+++ RECORDS TO USE +++
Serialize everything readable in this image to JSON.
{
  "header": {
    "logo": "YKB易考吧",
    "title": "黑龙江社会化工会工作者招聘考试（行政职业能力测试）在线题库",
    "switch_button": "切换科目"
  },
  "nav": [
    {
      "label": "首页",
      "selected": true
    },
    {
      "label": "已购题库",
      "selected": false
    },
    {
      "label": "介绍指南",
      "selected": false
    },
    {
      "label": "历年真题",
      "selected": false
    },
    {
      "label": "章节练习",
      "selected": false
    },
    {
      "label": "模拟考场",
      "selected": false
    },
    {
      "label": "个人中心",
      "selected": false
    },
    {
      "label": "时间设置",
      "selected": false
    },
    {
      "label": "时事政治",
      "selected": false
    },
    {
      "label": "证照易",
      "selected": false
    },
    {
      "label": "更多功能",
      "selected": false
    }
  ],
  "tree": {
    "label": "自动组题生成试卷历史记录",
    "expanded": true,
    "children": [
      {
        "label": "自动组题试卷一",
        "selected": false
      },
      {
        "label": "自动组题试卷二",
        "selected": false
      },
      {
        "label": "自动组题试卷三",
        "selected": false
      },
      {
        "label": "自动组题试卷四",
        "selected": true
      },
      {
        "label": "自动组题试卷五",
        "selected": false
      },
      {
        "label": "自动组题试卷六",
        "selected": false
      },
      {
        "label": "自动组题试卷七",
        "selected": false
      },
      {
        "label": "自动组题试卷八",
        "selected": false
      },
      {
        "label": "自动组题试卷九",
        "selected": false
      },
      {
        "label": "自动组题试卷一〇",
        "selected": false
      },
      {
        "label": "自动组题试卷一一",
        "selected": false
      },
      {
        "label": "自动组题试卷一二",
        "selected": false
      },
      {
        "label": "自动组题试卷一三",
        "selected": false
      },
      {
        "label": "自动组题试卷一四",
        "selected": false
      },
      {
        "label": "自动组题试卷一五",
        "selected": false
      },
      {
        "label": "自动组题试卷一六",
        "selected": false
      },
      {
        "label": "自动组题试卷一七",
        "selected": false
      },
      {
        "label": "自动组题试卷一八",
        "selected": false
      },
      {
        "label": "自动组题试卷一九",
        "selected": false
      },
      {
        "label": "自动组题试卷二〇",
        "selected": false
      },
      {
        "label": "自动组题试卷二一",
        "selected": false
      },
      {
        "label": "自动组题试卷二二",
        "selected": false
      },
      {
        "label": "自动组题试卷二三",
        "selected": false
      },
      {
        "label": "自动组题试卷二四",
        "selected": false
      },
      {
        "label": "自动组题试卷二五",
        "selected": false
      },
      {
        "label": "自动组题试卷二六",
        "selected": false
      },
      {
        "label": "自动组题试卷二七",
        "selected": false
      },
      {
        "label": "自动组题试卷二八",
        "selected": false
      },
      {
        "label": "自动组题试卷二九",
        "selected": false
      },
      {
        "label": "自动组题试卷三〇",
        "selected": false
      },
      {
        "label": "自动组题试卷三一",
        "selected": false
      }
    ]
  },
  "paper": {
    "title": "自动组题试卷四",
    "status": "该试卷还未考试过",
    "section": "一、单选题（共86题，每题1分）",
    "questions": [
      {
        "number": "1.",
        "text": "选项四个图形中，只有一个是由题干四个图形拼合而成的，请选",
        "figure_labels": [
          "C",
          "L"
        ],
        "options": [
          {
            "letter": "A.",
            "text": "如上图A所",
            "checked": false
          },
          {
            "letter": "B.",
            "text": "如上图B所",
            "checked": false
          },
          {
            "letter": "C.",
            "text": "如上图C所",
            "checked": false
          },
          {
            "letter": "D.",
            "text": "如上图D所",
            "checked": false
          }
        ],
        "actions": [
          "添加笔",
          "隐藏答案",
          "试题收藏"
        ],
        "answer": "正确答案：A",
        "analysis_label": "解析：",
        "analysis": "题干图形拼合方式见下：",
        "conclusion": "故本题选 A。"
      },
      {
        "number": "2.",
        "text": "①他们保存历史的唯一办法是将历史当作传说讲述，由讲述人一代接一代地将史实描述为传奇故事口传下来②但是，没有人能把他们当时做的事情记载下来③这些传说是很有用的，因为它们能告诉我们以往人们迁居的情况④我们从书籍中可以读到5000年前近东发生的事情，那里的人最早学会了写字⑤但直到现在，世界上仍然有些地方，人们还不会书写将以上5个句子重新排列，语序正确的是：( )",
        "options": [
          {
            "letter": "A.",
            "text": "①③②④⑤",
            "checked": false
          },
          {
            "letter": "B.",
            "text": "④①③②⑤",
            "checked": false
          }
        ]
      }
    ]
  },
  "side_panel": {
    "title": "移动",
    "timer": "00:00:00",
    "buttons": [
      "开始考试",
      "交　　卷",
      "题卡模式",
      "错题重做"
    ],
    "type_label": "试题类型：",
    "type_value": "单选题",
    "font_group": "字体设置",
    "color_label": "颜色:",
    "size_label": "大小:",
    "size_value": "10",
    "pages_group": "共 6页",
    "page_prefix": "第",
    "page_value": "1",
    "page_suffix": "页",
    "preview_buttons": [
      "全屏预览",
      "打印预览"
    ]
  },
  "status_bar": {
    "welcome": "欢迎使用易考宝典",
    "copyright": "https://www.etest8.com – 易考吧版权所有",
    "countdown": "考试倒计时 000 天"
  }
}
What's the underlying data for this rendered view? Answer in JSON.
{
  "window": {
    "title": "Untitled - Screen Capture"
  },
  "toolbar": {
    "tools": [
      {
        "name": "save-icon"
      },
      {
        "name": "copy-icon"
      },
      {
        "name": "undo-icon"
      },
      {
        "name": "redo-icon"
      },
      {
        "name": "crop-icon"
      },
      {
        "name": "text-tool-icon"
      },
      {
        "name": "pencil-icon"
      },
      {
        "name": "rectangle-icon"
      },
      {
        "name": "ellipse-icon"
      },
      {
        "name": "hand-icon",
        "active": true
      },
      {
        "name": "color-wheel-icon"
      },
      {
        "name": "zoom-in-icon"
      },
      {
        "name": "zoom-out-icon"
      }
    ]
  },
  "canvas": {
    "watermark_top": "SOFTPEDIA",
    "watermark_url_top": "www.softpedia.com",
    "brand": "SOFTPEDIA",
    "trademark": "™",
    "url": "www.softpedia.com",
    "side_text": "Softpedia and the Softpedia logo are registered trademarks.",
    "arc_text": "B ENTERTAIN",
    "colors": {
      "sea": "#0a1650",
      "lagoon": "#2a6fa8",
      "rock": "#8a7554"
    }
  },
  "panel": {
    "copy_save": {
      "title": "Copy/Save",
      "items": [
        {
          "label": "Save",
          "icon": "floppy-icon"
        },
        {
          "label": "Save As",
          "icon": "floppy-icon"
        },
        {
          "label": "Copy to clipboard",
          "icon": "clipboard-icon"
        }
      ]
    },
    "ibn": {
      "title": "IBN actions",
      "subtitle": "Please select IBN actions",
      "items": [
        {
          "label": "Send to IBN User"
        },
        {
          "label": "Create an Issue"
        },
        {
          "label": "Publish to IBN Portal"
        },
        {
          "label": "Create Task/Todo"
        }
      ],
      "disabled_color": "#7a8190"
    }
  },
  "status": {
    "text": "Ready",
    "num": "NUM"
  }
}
+++
### TASK GOAL
Identify each line containing the string "clipboard" and copy it out.

### ANSWER BELOW
          "label": "Copy to clipboard",
          "icon": "clipboard-icon"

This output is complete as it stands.